Look through the data for the string "this". Copy every line where it is found.

* begin *

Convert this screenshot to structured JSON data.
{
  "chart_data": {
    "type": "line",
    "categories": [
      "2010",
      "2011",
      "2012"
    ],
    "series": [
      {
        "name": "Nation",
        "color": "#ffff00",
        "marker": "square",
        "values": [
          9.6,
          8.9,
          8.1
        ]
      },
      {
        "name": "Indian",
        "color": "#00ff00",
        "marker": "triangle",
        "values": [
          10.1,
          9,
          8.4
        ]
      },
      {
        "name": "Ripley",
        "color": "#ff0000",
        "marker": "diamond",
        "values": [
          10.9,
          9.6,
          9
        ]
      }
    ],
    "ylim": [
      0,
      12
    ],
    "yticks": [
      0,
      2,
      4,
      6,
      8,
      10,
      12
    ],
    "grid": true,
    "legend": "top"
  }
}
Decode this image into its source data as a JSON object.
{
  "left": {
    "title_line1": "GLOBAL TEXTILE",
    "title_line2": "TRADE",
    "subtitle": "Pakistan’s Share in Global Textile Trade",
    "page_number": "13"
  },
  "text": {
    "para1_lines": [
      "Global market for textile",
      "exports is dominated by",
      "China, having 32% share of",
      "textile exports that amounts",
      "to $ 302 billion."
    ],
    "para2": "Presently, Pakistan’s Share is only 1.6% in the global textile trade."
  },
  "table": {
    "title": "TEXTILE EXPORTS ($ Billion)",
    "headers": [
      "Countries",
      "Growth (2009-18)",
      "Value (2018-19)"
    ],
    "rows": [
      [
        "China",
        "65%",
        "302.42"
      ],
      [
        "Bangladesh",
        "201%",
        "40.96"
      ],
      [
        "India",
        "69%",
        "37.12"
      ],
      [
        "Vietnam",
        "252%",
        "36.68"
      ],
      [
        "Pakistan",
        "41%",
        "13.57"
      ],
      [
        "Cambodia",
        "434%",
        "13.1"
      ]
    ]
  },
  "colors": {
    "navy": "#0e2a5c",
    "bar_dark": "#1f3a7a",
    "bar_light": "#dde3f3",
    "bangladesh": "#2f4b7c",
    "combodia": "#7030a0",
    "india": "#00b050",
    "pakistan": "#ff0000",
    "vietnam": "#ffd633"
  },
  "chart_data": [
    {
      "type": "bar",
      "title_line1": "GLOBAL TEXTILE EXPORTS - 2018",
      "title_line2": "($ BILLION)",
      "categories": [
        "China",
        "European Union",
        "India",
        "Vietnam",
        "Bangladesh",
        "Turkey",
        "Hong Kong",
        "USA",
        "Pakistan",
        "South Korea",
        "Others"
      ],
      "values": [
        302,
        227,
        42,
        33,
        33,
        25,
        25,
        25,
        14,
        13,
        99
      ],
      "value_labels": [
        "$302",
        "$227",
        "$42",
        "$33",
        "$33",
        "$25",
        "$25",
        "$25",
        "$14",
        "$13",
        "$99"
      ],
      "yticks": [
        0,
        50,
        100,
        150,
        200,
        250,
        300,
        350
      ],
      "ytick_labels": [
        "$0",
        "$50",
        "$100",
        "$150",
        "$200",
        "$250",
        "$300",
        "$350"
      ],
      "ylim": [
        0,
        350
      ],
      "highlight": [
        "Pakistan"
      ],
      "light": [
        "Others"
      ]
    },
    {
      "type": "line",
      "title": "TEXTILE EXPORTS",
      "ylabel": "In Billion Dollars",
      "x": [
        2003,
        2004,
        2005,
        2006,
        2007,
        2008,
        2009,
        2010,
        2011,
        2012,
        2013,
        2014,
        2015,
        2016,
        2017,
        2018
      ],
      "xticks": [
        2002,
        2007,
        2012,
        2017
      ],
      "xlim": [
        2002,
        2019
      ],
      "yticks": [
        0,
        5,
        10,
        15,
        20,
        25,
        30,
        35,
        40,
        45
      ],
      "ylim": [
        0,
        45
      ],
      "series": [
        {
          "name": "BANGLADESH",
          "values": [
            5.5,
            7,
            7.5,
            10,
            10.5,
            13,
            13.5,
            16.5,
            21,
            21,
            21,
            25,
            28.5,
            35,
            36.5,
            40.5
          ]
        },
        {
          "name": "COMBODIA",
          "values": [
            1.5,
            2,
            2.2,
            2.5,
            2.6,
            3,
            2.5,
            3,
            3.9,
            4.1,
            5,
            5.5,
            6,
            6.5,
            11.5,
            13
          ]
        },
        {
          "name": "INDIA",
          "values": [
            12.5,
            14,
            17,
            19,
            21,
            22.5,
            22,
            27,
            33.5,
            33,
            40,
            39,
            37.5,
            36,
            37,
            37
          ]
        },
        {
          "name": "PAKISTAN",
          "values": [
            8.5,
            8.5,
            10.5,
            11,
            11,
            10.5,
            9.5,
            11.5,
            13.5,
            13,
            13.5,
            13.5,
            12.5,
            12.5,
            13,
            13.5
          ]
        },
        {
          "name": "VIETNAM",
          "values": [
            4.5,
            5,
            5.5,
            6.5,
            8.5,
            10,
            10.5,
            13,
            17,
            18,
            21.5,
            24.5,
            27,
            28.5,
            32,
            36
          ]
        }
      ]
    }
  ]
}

* end *

▶ [Complete answer]:
Convert this screenshot to structured JSON data.
Decode this image into its source data as a JSON object.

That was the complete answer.